*WHAT TO DO*.
Write out the whole of the material exactly.

Dataset items:

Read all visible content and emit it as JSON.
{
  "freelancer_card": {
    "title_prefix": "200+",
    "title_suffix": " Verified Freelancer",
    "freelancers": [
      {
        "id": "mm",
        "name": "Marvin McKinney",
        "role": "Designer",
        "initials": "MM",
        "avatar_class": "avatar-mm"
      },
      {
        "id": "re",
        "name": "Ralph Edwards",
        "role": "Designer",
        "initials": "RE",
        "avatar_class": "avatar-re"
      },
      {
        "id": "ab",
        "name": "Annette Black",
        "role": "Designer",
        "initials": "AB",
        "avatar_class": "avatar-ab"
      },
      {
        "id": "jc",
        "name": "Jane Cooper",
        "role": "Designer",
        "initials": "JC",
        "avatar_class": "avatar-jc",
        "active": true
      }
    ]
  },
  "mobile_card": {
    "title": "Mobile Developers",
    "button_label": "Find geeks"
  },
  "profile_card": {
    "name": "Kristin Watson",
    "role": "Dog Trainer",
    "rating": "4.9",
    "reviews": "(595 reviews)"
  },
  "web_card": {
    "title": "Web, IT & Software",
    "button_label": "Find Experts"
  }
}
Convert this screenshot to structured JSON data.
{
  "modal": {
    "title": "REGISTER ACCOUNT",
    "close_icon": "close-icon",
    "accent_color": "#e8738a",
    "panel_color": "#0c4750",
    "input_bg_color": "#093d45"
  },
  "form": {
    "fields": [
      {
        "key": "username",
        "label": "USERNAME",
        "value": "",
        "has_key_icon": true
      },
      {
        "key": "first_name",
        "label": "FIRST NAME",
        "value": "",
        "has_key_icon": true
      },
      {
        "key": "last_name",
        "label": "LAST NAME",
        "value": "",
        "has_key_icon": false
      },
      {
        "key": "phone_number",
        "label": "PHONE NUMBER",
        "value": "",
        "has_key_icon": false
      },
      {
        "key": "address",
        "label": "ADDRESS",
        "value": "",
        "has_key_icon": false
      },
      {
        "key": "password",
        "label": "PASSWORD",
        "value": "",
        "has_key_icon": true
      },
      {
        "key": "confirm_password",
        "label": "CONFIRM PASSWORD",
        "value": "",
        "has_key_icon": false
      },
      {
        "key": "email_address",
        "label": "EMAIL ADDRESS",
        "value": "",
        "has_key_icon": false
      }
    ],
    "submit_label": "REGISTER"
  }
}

*FINAL RESULT*.
Read all visible content and emit it as JSON.
{
  "freelancer_card": {
    "title_prefix": "200+",
    "title_suffix": " Verified Freelancer",
    "freelancers": [
      {
        "id": "mm",
        "name": "Marvin McKinney",
        "role": "Designer",
        "initials": "MM",
        "avatar_class": "avatar-mm"
      },
      {
        "id": "re",
        "name": "Ralph Edwards",
        "role": "Designer",
        "initials": "RE",
        "avatar_class": "avatar-re"
      },
      {
        "id": "ab",
        "name": "Annette Black",
        "role": "Designer",
        "initials": "AB",
        "avatar_class": "avatar-ab"
      },
      {
        "id": "jc",
        "name": "Jane Cooper",
        "role": "Designer",
        "initials": "JC",
        "avatar_class": "avatar-jc",
        "active": true
      }
    ]
  },
  "mobile_card": {
    "title": "Mobile Developers",
    "button_label": "Find geeks"
  },
  "profile_card": {
    "name": "Kristin Watson",
    "role": "Dog Trainer",
    "rating": "4.9",
    "reviews": "(595 reviews)"
  },
  "web_card": {
    "title": "Web, IT & Software",
    "button_label": "Find Experts"
  }
}
Convert this screenshot to structured JSON data.
{
  "modal": {
    "title": "REGISTER ACCOUNT",
    "close_icon": "close-icon",
    "accent_color": "#e8738a",
    "panel_color": "#0c4750",
    "input_bg_color": "#093d45"
  },
  "form": {
    "fields": [
      {
        "key": "username",
        "label": "USERNAME",
        "value": "",
        "has_key_icon": true
      },
      {
        "key": "first_name",
        "label": "FIRST NAME",
        "value": "",
        "has_key_icon": true
      },
      {
        "key": "last_name",
        "label": "LAST NAME",
        "value": "",
        "has_key_icon": false
      },
      {
        "key": "phone_number",
        "label": "PHONE NUMBER",
        "value": "",
        "has_key_icon": false
      },
      {
        "key": "address",
        "label": "ADDRESS",
        "value": "",
        "has_key_icon": false
      },
      {
        "key": "password",
        "label": "PASSWORD",
        "value": "",
        "has_key_icon": true
      },
      {
        "key": "confirm_password",
        "label": "CONFIRM PASSWORD",
        "value": "",
        "has_key_icon": false
      },
      {
        "key": "email_address",
        "label": "EMAIL ADDRESS",
        "value": "",
        "has_key_icon": false
      }
    ],
    "submit_label": "REGISTER"
  }
}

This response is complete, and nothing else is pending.